- [Exercise goal] Transcribe every line, keeping it exact.

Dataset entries
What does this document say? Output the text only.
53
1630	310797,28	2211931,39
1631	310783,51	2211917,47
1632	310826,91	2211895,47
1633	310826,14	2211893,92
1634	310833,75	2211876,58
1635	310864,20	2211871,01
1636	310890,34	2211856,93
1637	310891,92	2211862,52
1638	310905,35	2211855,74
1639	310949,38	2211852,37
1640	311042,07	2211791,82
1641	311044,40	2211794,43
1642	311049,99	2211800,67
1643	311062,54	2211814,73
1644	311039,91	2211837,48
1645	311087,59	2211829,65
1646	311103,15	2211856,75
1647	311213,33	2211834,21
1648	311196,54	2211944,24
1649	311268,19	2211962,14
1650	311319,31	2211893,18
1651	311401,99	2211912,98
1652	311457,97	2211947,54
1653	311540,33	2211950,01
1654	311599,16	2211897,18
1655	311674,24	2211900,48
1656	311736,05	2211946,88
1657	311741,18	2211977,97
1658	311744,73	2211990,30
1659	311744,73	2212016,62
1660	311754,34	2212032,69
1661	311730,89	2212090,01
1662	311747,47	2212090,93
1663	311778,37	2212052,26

- [Solution to this task]
What does this document say? Output the text only.
53
1630	310797,28	2211931,39
1631	310783,51	2211917,47
1632	310826,91	2211895,47
1633	310826,14	2211893,92
1634	310833,75	2211876,58
1635	310864,20	2211871,01
1636	310890,34	2211856,93
1637	310891,92	2211862,52
1638	310905,35	2211855,74
1639	310949,38	2211852,37
1640	311042,07	2211791,82
1641	311044,40	2211794,43
1642	311049,99	2211800,67
1643	311062,54	2211814,73
1644	311039,91	2211837,48
1645	311087,59	2211829,65
1646	311103,15	2211856,75
1647	311213,33	2211834,21
1648	311196,54	2211944,24
1649	311268,19	2211962,14
1650	311319,31	2211893,18
1651	311401,99	2211912,98
1652	311457,97	2211947,54
1653	311540,33	2211950,01
1654	311599,16	2211897,18
1655	311674,24	2211900,48
1656	311736,05	2211946,88
1657	311741,18	2211977,97
1658	311744,73	2211990,30
1659	311744,73	2212016,62
1660	311754,34	2212032,69
1661	311730,89	2212090,01
1662	311747,47	2212090,93
1663	311778,37	2212052,26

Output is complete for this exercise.